• TASK DIRECTIONS
Gather from the material every line that contains the string "name".

• SUPPLIED INFORMATION
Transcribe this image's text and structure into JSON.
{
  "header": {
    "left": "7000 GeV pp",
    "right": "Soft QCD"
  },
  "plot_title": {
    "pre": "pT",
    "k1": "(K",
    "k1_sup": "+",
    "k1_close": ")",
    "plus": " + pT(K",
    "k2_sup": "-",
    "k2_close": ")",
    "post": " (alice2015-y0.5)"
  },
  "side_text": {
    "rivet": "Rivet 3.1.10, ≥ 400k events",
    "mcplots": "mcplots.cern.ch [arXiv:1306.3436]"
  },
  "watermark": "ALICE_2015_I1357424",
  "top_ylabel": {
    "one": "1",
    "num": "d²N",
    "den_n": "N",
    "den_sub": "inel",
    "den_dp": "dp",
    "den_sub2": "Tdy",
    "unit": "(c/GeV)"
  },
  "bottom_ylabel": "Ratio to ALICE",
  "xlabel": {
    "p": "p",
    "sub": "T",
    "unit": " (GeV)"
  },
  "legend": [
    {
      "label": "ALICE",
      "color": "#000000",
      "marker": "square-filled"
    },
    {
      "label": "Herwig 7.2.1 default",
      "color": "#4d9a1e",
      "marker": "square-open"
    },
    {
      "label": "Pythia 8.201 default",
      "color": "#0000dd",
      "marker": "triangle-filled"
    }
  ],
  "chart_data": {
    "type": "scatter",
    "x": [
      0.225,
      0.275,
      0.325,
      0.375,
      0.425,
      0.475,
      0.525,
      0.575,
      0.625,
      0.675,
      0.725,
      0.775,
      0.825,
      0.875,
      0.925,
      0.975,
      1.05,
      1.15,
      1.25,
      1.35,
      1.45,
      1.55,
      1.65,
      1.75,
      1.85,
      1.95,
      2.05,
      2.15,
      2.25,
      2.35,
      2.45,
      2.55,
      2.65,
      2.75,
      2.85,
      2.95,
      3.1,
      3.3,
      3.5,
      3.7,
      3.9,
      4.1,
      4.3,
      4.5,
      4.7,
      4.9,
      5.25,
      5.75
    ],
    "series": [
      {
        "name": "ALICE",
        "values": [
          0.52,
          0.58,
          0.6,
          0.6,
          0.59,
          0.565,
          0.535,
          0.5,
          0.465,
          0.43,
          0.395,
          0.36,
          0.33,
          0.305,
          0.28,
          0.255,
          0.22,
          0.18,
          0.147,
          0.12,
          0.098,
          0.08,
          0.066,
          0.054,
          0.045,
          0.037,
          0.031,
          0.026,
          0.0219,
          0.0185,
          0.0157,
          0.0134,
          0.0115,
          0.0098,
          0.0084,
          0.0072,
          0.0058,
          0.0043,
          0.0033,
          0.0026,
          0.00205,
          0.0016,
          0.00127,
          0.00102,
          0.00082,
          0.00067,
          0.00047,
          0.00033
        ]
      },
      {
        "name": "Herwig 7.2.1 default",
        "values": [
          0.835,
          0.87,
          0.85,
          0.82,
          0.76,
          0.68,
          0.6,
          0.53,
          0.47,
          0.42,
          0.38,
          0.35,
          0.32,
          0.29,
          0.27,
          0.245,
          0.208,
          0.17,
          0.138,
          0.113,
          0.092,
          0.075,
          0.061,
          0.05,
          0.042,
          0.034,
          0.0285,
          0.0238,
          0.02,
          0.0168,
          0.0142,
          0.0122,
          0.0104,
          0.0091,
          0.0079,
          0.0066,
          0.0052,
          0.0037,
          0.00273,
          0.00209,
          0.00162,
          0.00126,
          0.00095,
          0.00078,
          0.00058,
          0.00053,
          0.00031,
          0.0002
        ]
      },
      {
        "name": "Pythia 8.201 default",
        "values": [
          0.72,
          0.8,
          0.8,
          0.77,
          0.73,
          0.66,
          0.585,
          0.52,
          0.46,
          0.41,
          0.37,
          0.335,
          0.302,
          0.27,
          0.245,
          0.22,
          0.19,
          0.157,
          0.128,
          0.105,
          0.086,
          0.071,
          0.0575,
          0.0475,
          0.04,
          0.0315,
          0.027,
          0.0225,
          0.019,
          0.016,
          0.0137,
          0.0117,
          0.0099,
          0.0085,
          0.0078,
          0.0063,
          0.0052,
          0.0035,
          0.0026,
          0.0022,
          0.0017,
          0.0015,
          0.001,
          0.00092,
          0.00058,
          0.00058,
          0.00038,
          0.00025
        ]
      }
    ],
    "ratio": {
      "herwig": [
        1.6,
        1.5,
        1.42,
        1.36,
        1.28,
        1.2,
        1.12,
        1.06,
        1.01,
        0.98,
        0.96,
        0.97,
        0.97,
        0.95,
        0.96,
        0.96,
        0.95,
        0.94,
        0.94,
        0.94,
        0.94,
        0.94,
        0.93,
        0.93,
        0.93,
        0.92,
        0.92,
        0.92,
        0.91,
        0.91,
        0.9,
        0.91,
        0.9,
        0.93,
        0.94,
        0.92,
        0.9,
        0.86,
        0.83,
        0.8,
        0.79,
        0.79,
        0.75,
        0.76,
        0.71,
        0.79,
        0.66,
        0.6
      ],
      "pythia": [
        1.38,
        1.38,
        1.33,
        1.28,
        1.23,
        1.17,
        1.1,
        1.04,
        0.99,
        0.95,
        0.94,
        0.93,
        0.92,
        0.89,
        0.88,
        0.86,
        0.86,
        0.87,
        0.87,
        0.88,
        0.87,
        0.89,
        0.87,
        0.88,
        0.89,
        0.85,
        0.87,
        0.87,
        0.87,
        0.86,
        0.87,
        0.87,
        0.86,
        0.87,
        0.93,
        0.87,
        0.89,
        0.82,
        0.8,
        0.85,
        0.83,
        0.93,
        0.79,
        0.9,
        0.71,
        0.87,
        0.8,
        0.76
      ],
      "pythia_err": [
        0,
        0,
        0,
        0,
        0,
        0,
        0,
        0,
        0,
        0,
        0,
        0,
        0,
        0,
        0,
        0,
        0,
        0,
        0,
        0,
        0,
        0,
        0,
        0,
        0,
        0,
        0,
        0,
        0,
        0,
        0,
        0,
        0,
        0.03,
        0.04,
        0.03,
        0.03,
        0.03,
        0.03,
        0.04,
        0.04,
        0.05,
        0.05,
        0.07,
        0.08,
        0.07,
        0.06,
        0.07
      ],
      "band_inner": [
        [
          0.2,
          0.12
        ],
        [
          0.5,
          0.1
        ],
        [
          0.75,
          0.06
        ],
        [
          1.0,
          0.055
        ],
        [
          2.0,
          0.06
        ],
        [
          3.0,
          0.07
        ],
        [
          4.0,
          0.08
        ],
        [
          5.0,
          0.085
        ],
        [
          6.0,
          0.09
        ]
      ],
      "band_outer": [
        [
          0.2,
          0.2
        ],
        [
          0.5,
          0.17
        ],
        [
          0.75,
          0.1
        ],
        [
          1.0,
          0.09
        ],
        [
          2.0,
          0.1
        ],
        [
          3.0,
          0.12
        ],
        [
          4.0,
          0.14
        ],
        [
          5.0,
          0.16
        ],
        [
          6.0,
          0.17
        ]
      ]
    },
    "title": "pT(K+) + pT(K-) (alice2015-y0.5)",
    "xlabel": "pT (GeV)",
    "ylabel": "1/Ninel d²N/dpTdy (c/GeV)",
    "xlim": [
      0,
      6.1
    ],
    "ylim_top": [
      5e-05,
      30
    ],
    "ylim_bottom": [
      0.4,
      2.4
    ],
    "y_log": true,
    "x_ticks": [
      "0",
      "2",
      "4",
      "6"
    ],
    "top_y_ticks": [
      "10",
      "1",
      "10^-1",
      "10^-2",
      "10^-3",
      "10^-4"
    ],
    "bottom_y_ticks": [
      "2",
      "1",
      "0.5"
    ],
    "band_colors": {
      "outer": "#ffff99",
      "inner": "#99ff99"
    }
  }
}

• SOLUTION BELOW
        "name": "ALICE",
        "name": "Herwig 7.2.1 default",
        "name": "Pythia 8.201 default",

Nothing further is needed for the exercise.